══ Recorded information
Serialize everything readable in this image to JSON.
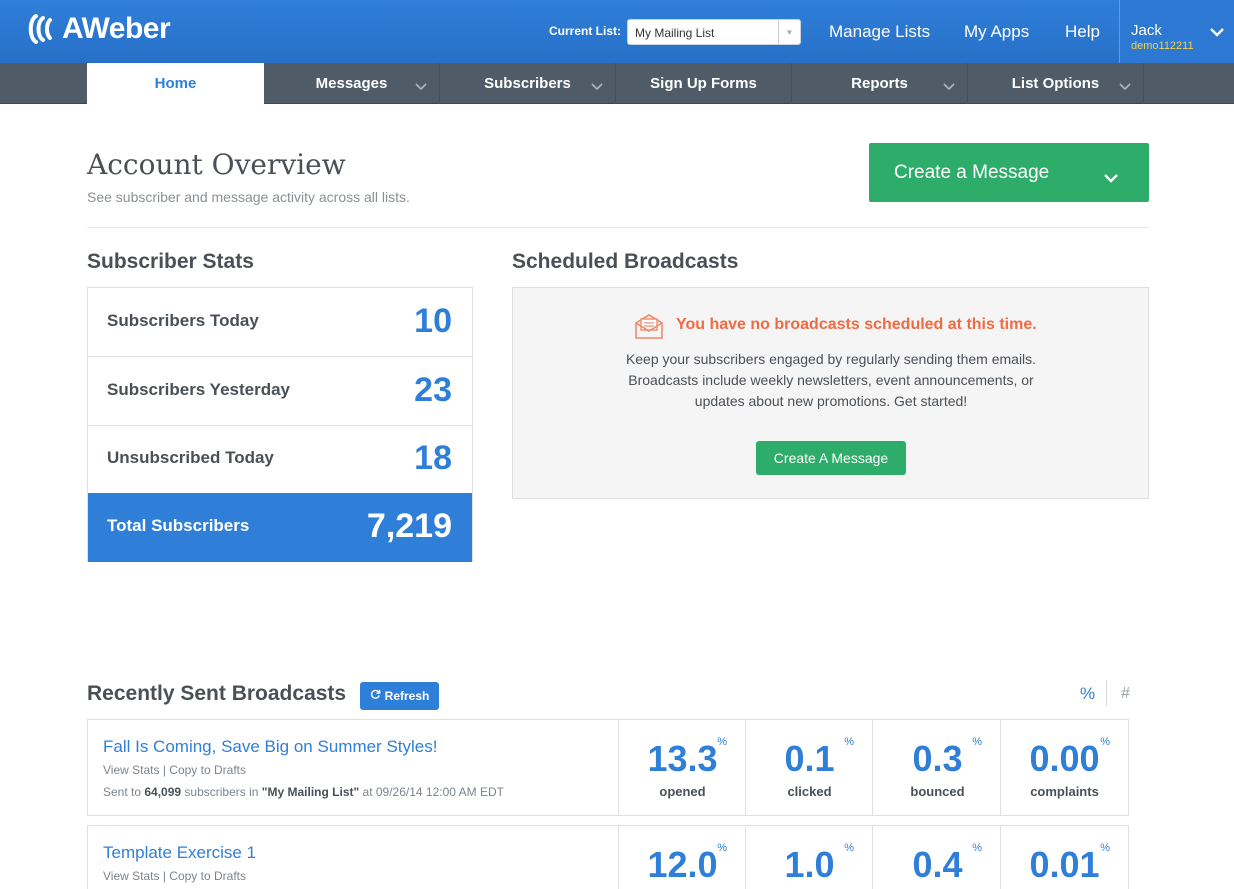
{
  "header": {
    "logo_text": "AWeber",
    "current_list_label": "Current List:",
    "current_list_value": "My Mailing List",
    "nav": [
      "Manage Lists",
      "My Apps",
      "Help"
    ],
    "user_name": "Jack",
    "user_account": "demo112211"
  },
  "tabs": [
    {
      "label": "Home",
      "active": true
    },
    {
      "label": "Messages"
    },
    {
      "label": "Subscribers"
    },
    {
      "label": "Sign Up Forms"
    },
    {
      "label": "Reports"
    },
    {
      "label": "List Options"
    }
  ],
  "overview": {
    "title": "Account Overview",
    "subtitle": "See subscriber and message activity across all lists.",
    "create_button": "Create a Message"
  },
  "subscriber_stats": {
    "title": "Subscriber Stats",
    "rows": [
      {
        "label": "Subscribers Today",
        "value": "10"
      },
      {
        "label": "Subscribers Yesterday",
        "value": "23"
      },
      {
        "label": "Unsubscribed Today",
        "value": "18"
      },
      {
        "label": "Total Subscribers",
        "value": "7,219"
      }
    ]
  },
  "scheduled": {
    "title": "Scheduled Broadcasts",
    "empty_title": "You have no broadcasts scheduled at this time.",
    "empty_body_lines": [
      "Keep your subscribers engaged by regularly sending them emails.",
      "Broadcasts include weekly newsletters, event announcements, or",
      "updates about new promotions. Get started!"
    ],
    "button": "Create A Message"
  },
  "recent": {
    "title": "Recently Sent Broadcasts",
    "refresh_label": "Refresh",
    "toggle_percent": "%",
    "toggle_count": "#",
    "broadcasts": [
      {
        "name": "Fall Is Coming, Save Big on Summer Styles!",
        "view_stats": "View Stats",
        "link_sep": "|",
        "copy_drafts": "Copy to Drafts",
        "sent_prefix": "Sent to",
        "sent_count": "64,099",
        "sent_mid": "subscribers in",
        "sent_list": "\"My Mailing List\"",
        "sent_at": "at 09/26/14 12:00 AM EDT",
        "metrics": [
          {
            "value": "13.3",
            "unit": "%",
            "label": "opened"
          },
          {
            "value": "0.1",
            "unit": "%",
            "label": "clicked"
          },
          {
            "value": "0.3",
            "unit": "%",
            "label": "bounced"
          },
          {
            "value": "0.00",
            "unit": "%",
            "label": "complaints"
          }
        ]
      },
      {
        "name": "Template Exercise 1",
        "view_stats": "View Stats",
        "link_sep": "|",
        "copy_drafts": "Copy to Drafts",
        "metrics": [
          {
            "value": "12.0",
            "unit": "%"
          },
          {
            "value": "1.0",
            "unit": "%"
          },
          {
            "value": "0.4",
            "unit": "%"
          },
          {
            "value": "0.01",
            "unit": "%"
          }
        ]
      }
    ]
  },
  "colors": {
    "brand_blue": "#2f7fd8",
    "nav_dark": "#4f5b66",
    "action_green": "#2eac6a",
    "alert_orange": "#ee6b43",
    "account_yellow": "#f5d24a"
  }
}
════
══ Recorded information
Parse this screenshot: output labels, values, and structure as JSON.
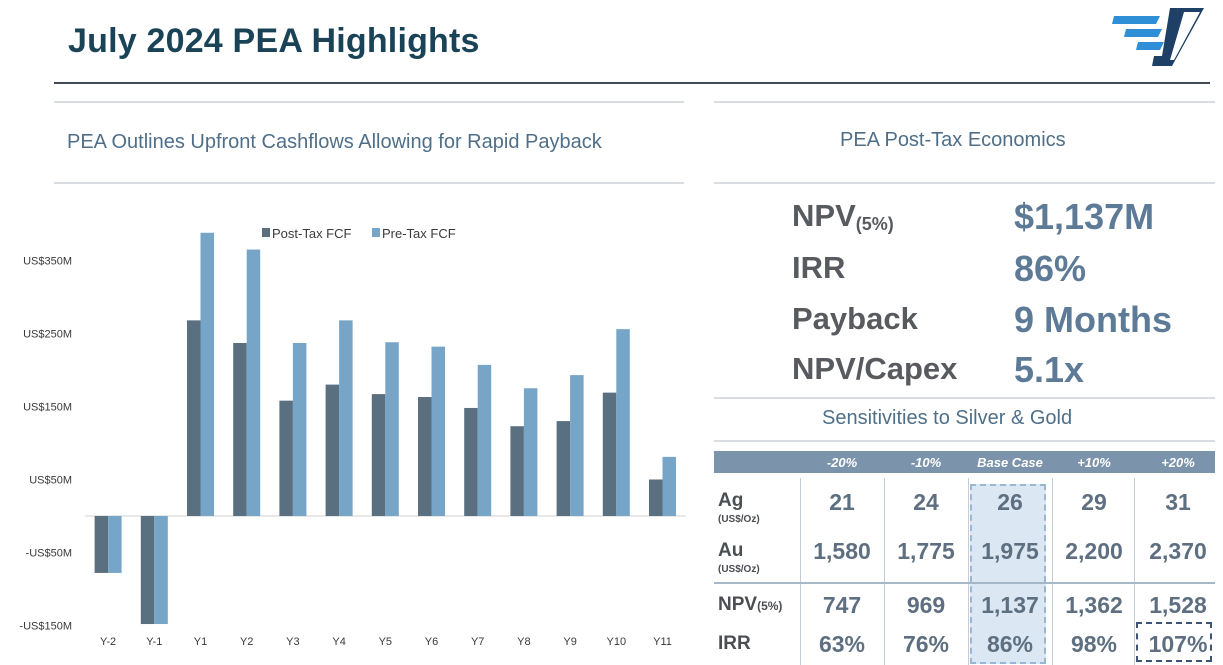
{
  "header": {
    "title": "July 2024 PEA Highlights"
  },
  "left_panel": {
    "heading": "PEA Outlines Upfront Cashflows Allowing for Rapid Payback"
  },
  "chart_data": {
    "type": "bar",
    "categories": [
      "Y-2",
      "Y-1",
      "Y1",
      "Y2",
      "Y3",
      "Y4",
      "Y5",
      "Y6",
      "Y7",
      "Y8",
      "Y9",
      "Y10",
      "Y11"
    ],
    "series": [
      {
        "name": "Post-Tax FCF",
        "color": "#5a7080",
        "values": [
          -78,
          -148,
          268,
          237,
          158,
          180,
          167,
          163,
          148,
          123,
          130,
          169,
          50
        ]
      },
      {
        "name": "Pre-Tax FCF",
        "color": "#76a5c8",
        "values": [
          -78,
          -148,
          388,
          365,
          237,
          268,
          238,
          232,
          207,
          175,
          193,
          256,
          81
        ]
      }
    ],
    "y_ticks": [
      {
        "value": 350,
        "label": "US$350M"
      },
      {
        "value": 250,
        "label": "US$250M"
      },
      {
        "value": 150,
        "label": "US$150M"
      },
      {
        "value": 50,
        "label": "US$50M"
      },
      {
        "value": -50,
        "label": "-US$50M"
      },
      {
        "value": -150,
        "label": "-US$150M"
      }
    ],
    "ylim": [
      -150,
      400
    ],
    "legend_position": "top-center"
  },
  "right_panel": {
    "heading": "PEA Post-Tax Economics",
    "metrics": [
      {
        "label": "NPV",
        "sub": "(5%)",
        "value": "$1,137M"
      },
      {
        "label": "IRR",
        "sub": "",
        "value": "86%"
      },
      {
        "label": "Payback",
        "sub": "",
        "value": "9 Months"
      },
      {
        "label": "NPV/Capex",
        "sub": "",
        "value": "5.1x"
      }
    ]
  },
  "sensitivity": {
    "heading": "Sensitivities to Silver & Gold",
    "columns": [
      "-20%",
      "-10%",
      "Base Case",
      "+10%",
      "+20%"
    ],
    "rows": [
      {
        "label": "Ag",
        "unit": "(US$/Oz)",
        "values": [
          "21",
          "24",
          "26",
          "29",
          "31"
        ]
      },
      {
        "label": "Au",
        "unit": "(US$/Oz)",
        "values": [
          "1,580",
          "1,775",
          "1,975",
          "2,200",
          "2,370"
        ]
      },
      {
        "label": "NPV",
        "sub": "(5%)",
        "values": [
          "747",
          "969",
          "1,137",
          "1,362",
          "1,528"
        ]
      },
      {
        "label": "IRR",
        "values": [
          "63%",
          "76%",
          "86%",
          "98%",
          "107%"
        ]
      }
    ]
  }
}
════
* Written problem *
Show all lines in the entries above where the word "this" appears.

* Solution to the exercise *
Serialize everything readable in this image to JSON.
    "empty_title": "You have no broadcasts scheduled at this time.",
Parse this screenshot: output labels, values, and structure as JSON.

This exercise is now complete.